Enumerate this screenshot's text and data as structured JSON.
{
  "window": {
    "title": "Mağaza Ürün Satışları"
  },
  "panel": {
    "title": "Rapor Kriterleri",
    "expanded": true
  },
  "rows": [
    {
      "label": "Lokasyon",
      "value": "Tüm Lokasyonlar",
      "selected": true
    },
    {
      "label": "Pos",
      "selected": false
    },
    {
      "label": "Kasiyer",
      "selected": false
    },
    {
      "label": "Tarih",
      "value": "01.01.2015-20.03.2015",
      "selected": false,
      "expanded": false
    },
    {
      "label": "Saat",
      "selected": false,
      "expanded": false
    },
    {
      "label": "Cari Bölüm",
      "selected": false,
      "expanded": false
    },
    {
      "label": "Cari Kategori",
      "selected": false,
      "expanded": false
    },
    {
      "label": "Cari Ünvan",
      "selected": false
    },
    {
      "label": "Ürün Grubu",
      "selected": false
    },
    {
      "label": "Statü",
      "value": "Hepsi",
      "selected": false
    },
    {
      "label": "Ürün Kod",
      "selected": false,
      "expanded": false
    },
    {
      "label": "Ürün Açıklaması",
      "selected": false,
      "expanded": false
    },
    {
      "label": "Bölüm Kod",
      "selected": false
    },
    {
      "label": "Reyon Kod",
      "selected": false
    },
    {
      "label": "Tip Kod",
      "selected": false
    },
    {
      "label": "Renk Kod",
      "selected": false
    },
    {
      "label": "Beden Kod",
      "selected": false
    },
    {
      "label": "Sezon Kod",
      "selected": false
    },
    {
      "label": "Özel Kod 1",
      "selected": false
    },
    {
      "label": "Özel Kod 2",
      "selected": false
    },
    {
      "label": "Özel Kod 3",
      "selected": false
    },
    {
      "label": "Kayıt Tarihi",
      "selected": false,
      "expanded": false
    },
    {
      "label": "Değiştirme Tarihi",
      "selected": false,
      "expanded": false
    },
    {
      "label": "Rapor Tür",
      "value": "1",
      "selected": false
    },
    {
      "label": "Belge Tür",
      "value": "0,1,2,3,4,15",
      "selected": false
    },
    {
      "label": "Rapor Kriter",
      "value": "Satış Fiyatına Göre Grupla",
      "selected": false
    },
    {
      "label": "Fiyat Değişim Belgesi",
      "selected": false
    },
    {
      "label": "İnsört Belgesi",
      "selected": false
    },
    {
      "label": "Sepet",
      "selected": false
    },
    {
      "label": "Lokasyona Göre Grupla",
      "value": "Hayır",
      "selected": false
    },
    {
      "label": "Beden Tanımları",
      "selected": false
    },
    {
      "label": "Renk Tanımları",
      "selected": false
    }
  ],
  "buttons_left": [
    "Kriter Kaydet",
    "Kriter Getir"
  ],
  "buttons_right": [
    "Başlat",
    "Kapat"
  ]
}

* Instruction:
For the entries above, state how many lines contain the word "Ürün". Provide the number by itself.

* Answer to the task:
4